• [EXERCISE MATERIAL]:
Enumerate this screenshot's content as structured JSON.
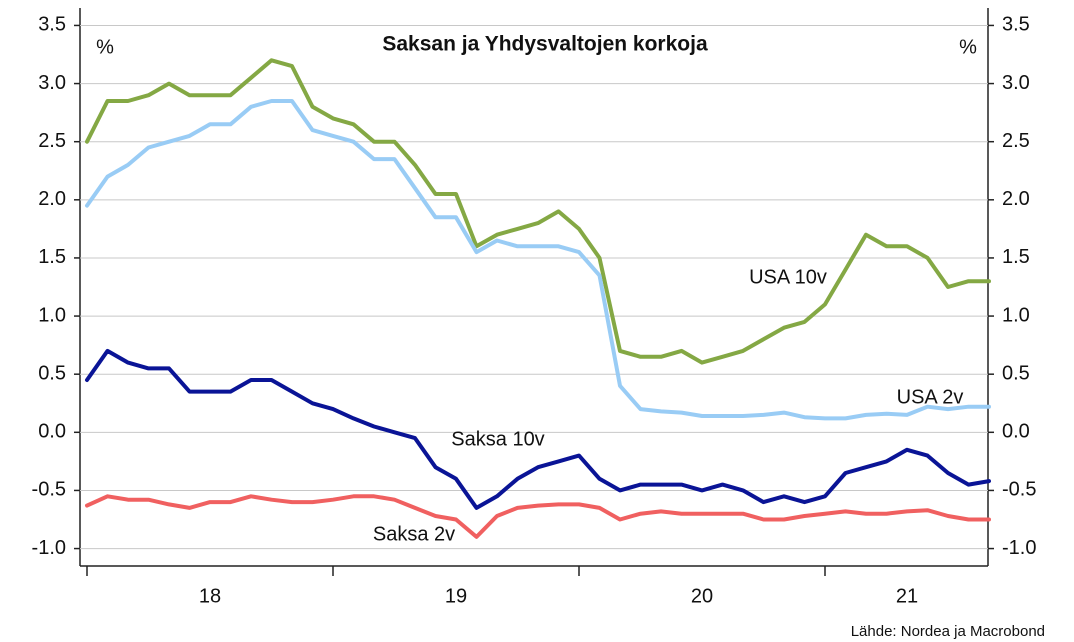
{
  "chart_data": {
    "type": "line",
    "title": "Saksan ja Yhdysvaltojen korkoja",
    "ylabel": "%",
    "y2label": "%",
    "source": "Lähde: Nordea ja Macrobond",
    "categories": [
      null,
      null,
      null,
      null,
      null,
      null,
      "18",
      null,
      null,
      null,
      null,
      null,
      null,
      null,
      null,
      null,
      null,
      null,
      "19",
      null,
      null,
      null,
      null,
      null,
      null,
      null,
      null,
      null,
      null,
      null,
      "20",
      null,
      null,
      null,
      null,
      null,
      null,
      null,
      null,
      null,
      "21",
      null,
      null,
      null,
      null
    ],
    "ylim": [
      -1.15,
      3.65
    ],
    "yticks": [
      3.5,
      {
        "value": 3,
        "label": "3.0"
      },
      2.5,
      {
        "value": 2,
        "label": "2.0"
      },
      1.5,
      {
        "value": 1,
        "label": "1.0"
      },
      0.5,
      {
        "value": 0,
        "label": "0.0"
      },
      -0.5,
      {
        "value": -1,
        "label": "-1.0"
      }
    ],
    "y2lim": [
      -1.15,
      3.65
    ],
    "y2ticks": [
      3.5,
      {
        "value": 3,
        "label": "3.0"
      },
      2.5,
      {
        "value": 2,
        "label": "2.0"
      },
      1.5,
      {
        "value": 1,
        "label": "1.0"
      },
      0.5,
      {
        "value": 0,
        "label": "0.0"
      },
      -0.5,
      {
        "value": -1,
        "label": "-1.0"
      }
    ],
    "grid": true,
    "series": [
      {
        "name": "USA 10v",
        "color": "#84a844",
        "values": [
          2.5,
          2.85,
          2.85,
          2.9,
          3.0,
          2.9,
          2.9,
          2.9,
          3.05,
          3.2,
          3.15,
          2.8,
          2.7,
          2.65,
          2.5,
          2.5,
          2.3,
          2.05,
          2.05,
          1.6,
          1.7,
          1.75,
          1.8,
          1.9,
          1.75,
          1.5,
          0.7,
          0.65,
          0.65,
          0.7,
          0.6,
          0.65,
          0.7,
          0.8,
          0.9,
          0.95,
          1.1,
          1.4,
          1.7,
          1.6,
          1.6,
          1.5,
          1.25,
          1.3,
          1.3
        ]
      },
      {
        "name": "USA 2v",
        "color": "#99ccf5",
        "values": [
          1.95,
          2.2,
          2.3,
          2.45,
          2.5,
          2.55,
          2.65,
          2.65,
          2.8,
          2.85,
          2.85,
          2.6,
          2.55,
          2.5,
          2.35,
          2.35,
          2.1,
          1.85,
          1.85,
          1.55,
          1.65,
          1.6,
          1.6,
          1.6,
          1.55,
          1.35,
          0.4,
          0.2,
          0.18,
          0.17,
          0.14,
          0.14,
          0.14,
          0.15,
          0.17,
          0.13,
          0.12,
          0.12,
          0.15,
          0.16,
          0.15,
          0.22,
          0.2,
          0.22,
          0.22
        ]
      },
      {
        "name": "Saksa 10v",
        "color": "#0a1496",
        "values": [
          0.45,
          0.7,
          0.6,
          0.55,
          0.55,
          0.35,
          0.35,
          0.35,
          0.45,
          0.45,
          0.35,
          0.25,
          0.2,
          0.12,
          0.05,
          0.0,
          -0.05,
          -0.3,
          -0.4,
          -0.65,
          -0.55,
          -0.4,
          -0.3,
          -0.25,
          -0.2,
          -0.4,
          -0.5,
          -0.45,
          -0.45,
          -0.45,
          -0.5,
          -0.45,
          -0.5,
          -0.6,
          -0.55,
          -0.6,
          -0.55,
          -0.35,
          -0.3,
          -0.25,
          -0.15,
          -0.2,
          -0.35,
          -0.45,
          -0.42
        ]
      },
      {
        "name": "Saksa 2v",
        "color": "#f06060",
        "values": [
          -0.63,
          -0.55,
          -0.58,
          -0.58,
          -0.62,
          -0.65,
          -0.6,
          -0.6,
          -0.55,
          -0.58,
          -0.6,
          -0.6,
          -0.58,
          -0.55,
          -0.55,
          -0.58,
          -0.65,
          -0.72,
          -0.75,
          -0.9,
          -0.72,
          -0.65,
          -0.63,
          -0.62,
          -0.62,
          -0.65,
          -0.75,
          -0.7,
          -0.68,
          -0.7,
          -0.7,
          -0.7,
          -0.7,
          -0.75,
          -0.75,
          -0.72,
          -0.7,
          -0.68,
          -0.7,
          -0.7,
          -0.68,
          -0.67,
          -0.72,
          -0.75,
          -0.75
        ]
      }
    ]
  }
}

• [GOAL]: Without including any picture, retype the entries exactly.

• [SOLUTION]:
Enumerate this screenshot's content as structured JSON.
{
  "chart_data": {
    "type": "line",
    "title": "Saksan ja Yhdysvaltojen korkoja",
    "ylabel": "%",
    "y2label": "%",
    "source": "Lähde: Nordea ja Macrobond",
    "categories": [
      null,
      null,
      null,
      null,
      null,
      null,
      "18",
      null,
      null,
      null,
      null,
      null,
      null,
      null,
      null,
      null,
      null,
      null,
      "19",
      null,
      null,
      null,
      null,
      null,
      null,
      null,
      null,
      null,
      null,
      null,
      "20",
      null,
      null,
      null,
      null,
      null,
      null,
      null,
      null,
      null,
      "21",
      null,
      null,
      null,
      null
    ],
    "ylim": [
      -1.15,
      3.65
    ],
    "yticks": [
      3.5,
      {
        "value": 3,
        "label": "3.0"
      },
      2.5,
      {
        "value": 2,
        "label": "2.0"
      },
      1.5,
      {
        "value": 1,
        "label": "1.0"
      },
      0.5,
      {
        "value": 0,
        "label": "0.0"
      },
      -0.5,
      {
        "value": -1,
        "label": "-1.0"
      }
    ],
    "y2lim": [
      -1.15,
      3.65
    ],
    "y2ticks": [
      3.5,
      {
        "value": 3,
        "label": "3.0"
      },
      2.5,
      {
        "value": 2,
        "label": "2.0"
      },
      1.5,
      {
        "value": 1,
        "label": "1.0"
      },
      0.5,
      {
        "value": 0,
        "label": "0.0"
      },
      -0.5,
      {
        "value": -1,
        "label": "-1.0"
      }
    ],
    "grid": true,
    "series": [
      {
        "name": "USA 10v",
        "color": "#84a844",
        "values": [
          2.5,
          2.85,
          2.85,
          2.9,
          3.0,
          2.9,
          2.9,
          2.9,
          3.05,
          3.2,
          3.15,
          2.8,
          2.7,
          2.65,
          2.5,
          2.5,
          2.3,
          2.05,
          2.05,
          1.6,
          1.7,
          1.75,
          1.8,
          1.9,
          1.75,
          1.5,
          0.7,
          0.65,
          0.65,
          0.7,
          0.6,
          0.65,
          0.7,
          0.8,
          0.9,
          0.95,
          1.1,
          1.4,
          1.7,
          1.6,
          1.6,
          1.5,
          1.25,
          1.3,
          1.3
        ]
      },
      {
        "name": "USA 2v",
        "color": "#99ccf5",
        "values": [
          1.95,
          2.2,
          2.3,
          2.45,
          2.5,
          2.55,
          2.65,
          2.65,
          2.8,
          2.85,
          2.85,
          2.6,
          2.55,
          2.5,
          2.35,
          2.35,
          2.1,
          1.85,
          1.85,
          1.55,
          1.65,
          1.6,
          1.6,
          1.6,
          1.55,
          1.35,
          0.4,
          0.2,
          0.18,
          0.17,
          0.14,
          0.14,
          0.14,
          0.15,
          0.17,
          0.13,
          0.12,
          0.12,
          0.15,
          0.16,
          0.15,
          0.22,
          0.2,
          0.22,
          0.22
        ]
      },
      {
        "name": "Saksa 10v",
        "color": "#0a1496",
        "values": [
          0.45,
          0.7,
          0.6,
          0.55,
          0.55,
          0.35,
          0.35,
          0.35,
          0.45,
          0.45,
          0.35,
          0.25,
          0.2,
          0.12,
          0.05,
          0.0,
          -0.05,
          -0.3,
          -0.4,
          -0.65,
          -0.55,
          -0.4,
          -0.3,
          -0.25,
          -0.2,
          -0.4,
          -0.5,
          -0.45,
          -0.45,
          -0.45,
          -0.5,
          -0.45,
          -0.5,
          -0.6,
          -0.55,
          -0.6,
          -0.55,
          -0.35,
          -0.3,
          -0.25,
          -0.15,
          -0.2,
          -0.35,
          -0.45,
          -0.42
        ]
      },
      {
        "name": "Saksa 2v",
        "color": "#f06060",
        "values": [
          -0.63,
          -0.55,
          -0.58,
          -0.58,
          -0.62,
          -0.65,
          -0.6,
          -0.6,
          -0.55,
          -0.58,
          -0.6,
          -0.6,
          -0.58,
          -0.55,
          -0.55,
          -0.58,
          -0.65,
          -0.72,
          -0.75,
          -0.9,
          -0.72,
          -0.65,
          -0.63,
          -0.62,
          -0.62,
          -0.65,
          -0.75,
          -0.7,
          -0.68,
          -0.7,
          -0.7,
          -0.7,
          -0.7,
          -0.75,
          -0.75,
          -0.72,
          -0.7,
          -0.68,
          -0.7,
          -0.7,
          -0.68,
          -0.67,
          -0.72,
          -0.75,
          -0.75
        ]
      }
    ]
  }
}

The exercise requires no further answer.